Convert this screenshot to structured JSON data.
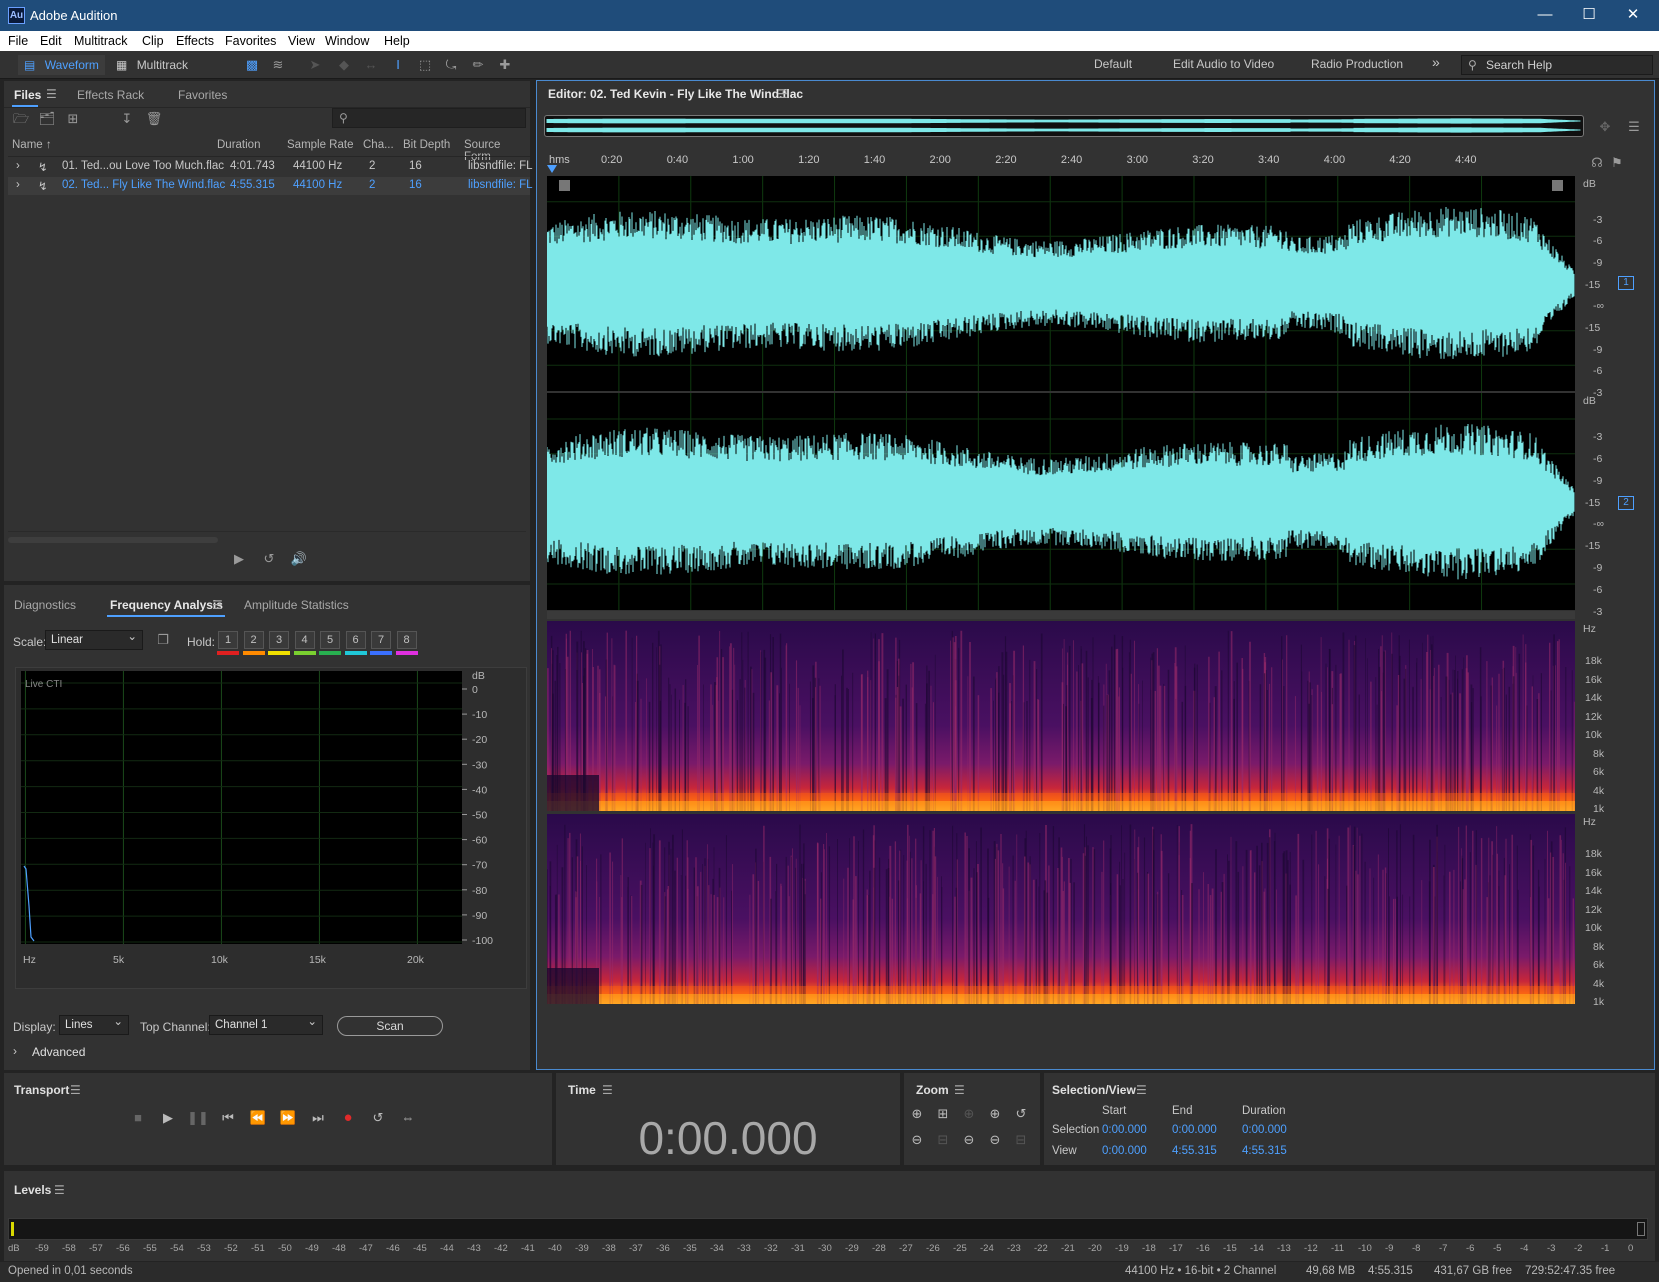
{
  "window": {
    "title": "Adobe Audition",
    "logo": "Au"
  },
  "menu": [
    "File",
    "Edit",
    "Multitrack",
    "Clip",
    "Effects",
    "Favorites",
    "View",
    "Window",
    "Help"
  ],
  "toolbar": {
    "waveform_label": "Waveform",
    "multitrack_label": "Multitrack",
    "workspaces": [
      "Default",
      "Edit Audio to Video",
      "Radio Production"
    ],
    "more": "»",
    "search_placeholder": "Search Help"
  },
  "files_panel": {
    "tabs": [
      "Files",
      "Effects Rack",
      "Favorites"
    ],
    "columns": [
      "Name ↑",
      "Duration",
      "Sample Rate",
      "Cha...",
      "Bit Depth",
      "Source Form"
    ],
    "rows": [
      {
        "name": "01. Ted...ou Love Too Much.flac",
        "duration": "4:01.743",
        "sample_rate": "44100 Hz",
        "channels": "2",
        "bit_depth": "16",
        "source": "libsndfile: FL",
        "selected": false
      },
      {
        "name": "02. Ted... Fly Like The Wind.flac",
        "duration": "4:55.315",
        "sample_rate": "44100 Hz",
        "channels": "2",
        "bit_depth": "16",
        "source": "libsndfile: FL",
        "selected": true
      }
    ]
  },
  "freq_panel": {
    "tabs": [
      "Diagnostics",
      "Frequency Analysis",
      "Amplitude Statistics"
    ],
    "scale_label": "Scale:",
    "scale_value": "Linear",
    "hold_label": "Hold:",
    "holds": [
      "1",
      "2",
      "3",
      "4",
      "5",
      "6",
      "7",
      "8"
    ],
    "hold_colors": [
      "#e02020",
      "#ff8a00",
      "#f0e000",
      "#7ad030",
      "#28b050",
      "#20c8d8",
      "#3a70ff",
      "#e030e0"
    ],
    "graph_label": "Live CTI",
    "db_label": "dB",
    "db_ticks": [
      "0",
      "-10",
      "-20",
      "-30",
      "-40",
      "-50",
      "-60",
      "-70",
      "-80",
      "-90",
      "-100"
    ],
    "hz_ticks": [
      "Hz",
      "5k",
      "10k",
      "15k",
      "20k"
    ],
    "display_label": "Display:",
    "display_value": "Lines",
    "top_channel_label": "Top Channel:",
    "top_channel_value": "Channel 1",
    "scan_label": "Scan",
    "advanced_label": "Advanced"
  },
  "editor": {
    "title": "Editor: 02. Ted Kevin - Fly Like The Wind.flac",
    "time_label": "hms",
    "time_ticks": [
      "0:20",
      "0:40",
      "1:00",
      "1:20",
      "1:40",
      "2:00",
      "2:20",
      "2:40",
      "3:00",
      "3:20",
      "3:40",
      "4:00",
      "4:20",
      "4:40"
    ],
    "db_scale": [
      "dB",
      "-3",
      "-6",
      "-9",
      "-15",
      "-∞",
      "-15",
      "-9",
      "-6",
      "-3"
    ],
    "hz_scale": [
      "Hz",
      "18k",
      "16k",
      "14k",
      "12k",
      "10k",
      "8k",
      "6k",
      "4k",
      "1k"
    ],
    "channels": [
      "1",
      "2"
    ],
    "wave_color": "#7ee8e8"
  },
  "transport": {
    "title": "Transport"
  },
  "time_panel": {
    "title": "Time",
    "value": "0:00.000"
  },
  "zoom_panel": {
    "title": "Zoom"
  },
  "selection_view": {
    "title": "Selection/View",
    "headers": [
      "Start",
      "End",
      "Duration"
    ],
    "selection_label": "Selection",
    "view_label": "View",
    "selection": [
      "0:00.000",
      "0:00.000",
      "0:00.000"
    ],
    "view": [
      "0:00.000",
      "4:55.315",
      "4:55.315"
    ]
  },
  "levels": {
    "title": "Levels",
    "scale": [
      "dB",
      "-59",
      "-58",
      "-57",
      "-56",
      "-55",
      "-54",
      "-53",
      "-52",
      "-51",
      "-50",
      "-49",
      "-48",
      "-47",
      "-46",
      "-45",
      "-44",
      "-43",
      "-42",
      "-41",
      "-40",
      "-39",
      "-38",
      "-37",
      "-36",
      "-35",
      "-34",
      "-33",
      "-32",
      "-31",
      "-30",
      "-29",
      "-28",
      "-27",
      "-26",
      "-25",
      "-24",
      "-23",
      "-22",
      "-21",
      "-20",
      "-19",
      "-18",
      "-17",
      "-16",
      "-15",
      "-14",
      "-13",
      "-12",
      "-11",
      "-10",
      "-9",
      "-8",
      "-7",
      "-6",
      "-5",
      "-4",
      "-3",
      "-2",
      "-1",
      "0"
    ]
  },
  "status": {
    "left": "Opened in 0,01 seconds",
    "format": "44100 Hz • 16-bit • 2 Channel",
    "size": "49,68 MB",
    "duration": "4:55.315",
    "free": "431,67 GB free",
    "time_free": "729:52:47.35 free"
  }
}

##############################

Your copy should repeat each entry above exactly but contain no pictures.

Convert this screenshot to structured JSON data.
{
  "window": {
    "title": "Adobe Audition",
    "logo": "Au"
  },
  "menu": [
    "File",
    "Edit",
    "Multitrack",
    "Clip",
    "Effects",
    "Favorites",
    "View",
    "Window",
    "Help"
  ],
  "toolbar": {
    "waveform_label": "Waveform",
    "multitrack_label": "Multitrack",
    "workspaces": [
      "Default",
      "Edit Audio to Video",
      "Radio Production"
    ],
    "more": "»",
    "search_placeholder": "Search Help"
  },
  "files_panel": {
    "tabs": [
      "Files",
      "Effects Rack",
      "Favorites"
    ],
    "columns": [
      "Name ↑",
      "Duration",
      "Sample Rate",
      "Cha...",
      "Bit Depth",
      "Source Form"
    ],
    "rows": [
      {
        "name": "01. Ted...ou Love Too Much.flac",
        "duration": "4:01.743",
        "sample_rate": "44100 Hz",
        "channels": "2",
        "bit_depth": "16",
        "source": "libsndfile: FL",
        "selected": false
      },
      {
        "name": "02. Ted... Fly Like The Wind.flac",
        "duration": "4:55.315",
        "sample_rate": "44100 Hz",
        "channels": "2",
        "bit_depth": "16",
        "source": "libsndfile: FL",
        "selected": true
      }
    ]
  },
  "freq_panel": {
    "tabs": [
      "Diagnostics",
      "Frequency Analysis",
      "Amplitude Statistics"
    ],
    "scale_label": "Scale:",
    "scale_value": "Linear",
    "hold_label": "Hold:",
    "holds": [
      "1",
      "2",
      "3",
      "4",
      "5",
      "6",
      "7",
      "8"
    ],
    "hold_colors": [
      "#e02020",
      "#ff8a00",
      "#f0e000",
      "#7ad030",
      "#28b050",
      "#20c8d8",
      "#3a70ff",
      "#e030e0"
    ],
    "graph_label": "Live CTI",
    "db_label": "dB",
    "db_ticks": [
      "0",
      "-10",
      "-20",
      "-30",
      "-40",
      "-50",
      "-60",
      "-70",
      "-80",
      "-90",
      "-100"
    ],
    "hz_ticks": [
      "Hz",
      "5k",
      "10k",
      "15k",
      "20k"
    ],
    "display_label": "Display:",
    "display_value": "Lines",
    "top_channel_label": "Top Channel:",
    "top_channel_value": "Channel 1",
    "scan_label": "Scan",
    "advanced_label": "Advanced"
  },
  "editor": {
    "title": "Editor: 02. Ted Kevin - Fly Like The Wind.flac",
    "time_label": "hms",
    "time_ticks": [
      "0:20",
      "0:40",
      "1:00",
      "1:20",
      "1:40",
      "2:00",
      "2:20",
      "2:40",
      "3:00",
      "3:20",
      "3:40",
      "4:00",
      "4:20",
      "4:40"
    ],
    "db_scale": [
      "dB",
      "-3",
      "-6",
      "-9",
      "-15",
      "-∞",
      "-15",
      "-9",
      "-6",
      "-3"
    ],
    "hz_scale": [
      "Hz",
      "18k",
      "16k",
      "14k",
      "12k",
      "10k",
      "8k",
      "6k",
      "4k",
      "1k"
    ],
    "channels": [
      "1",
      "2"
    ],
    "wave_color": "#7ee8e8"
  },
  "transport": {
    "title": "Transport"
  },
  "time_panel": {
    "title": "Time",
    "value": "0:00.000"
  },
  "zoom_panel": {
    "title": "Zoom"
  },
  "selection_view": {
    "title": "Selection/View",
    "headers": [
      "Start",
      "End",
      "Duration"
    ],
    "selection_label": "Selection",
    "view_label": "View",
    "selection": [
      "0:00.000",
      "0:00.000",
      "0:00.000"
    ],
    "view": [
      "0:00.000",
      "4:55.315",
      "4:55.315"
    ]
  },
  "levels": {
    "title": "Levels",
    "scale": [
      "dB",
      "-59",
      "-58",
      "-57",
      "-56",
      "-55",
      "-54",
      "-53",
      "-52",
      "-51",
      "-50",
      "-49",
      "-48",
      "-47",
      "-46",
      "-45",
      "-44",
      "-43",
      "-42",
      "-41",
      "-40",
      "-39",
      "-38",
      "-37",
      "-36",
      "-35",
      "-34",
      "-33",
      "-32",
      "-31",
      "-30",
      "-29",
      "-28",
      "-27",
      "-26",
      "-25",
      "-24",
      "-23",
      "-22",
      "-21",
      "-20",
      "-19",
      "-18",
      "-17",
      "-16",
      "-15",
      "-14",
      "-13",
      "-12",
      "-11",
      "-10",
      "-9",
      "-8",
      "-7",
      "-6",
      "-5",
      "-4",
      "-3",
      "-2",
      "-1",
      "0"
    ]
  },
  "status": {
    "left": "Opened in 0,01 seconds",
    "format": "44100 Hz • 16-bit • 2 Channel",
    "size": "49,68 MB",
    "duration": "4:55.315",
    "free": "431,67 GB free",
    "time_free": "729:52:47.35 free"
  }
}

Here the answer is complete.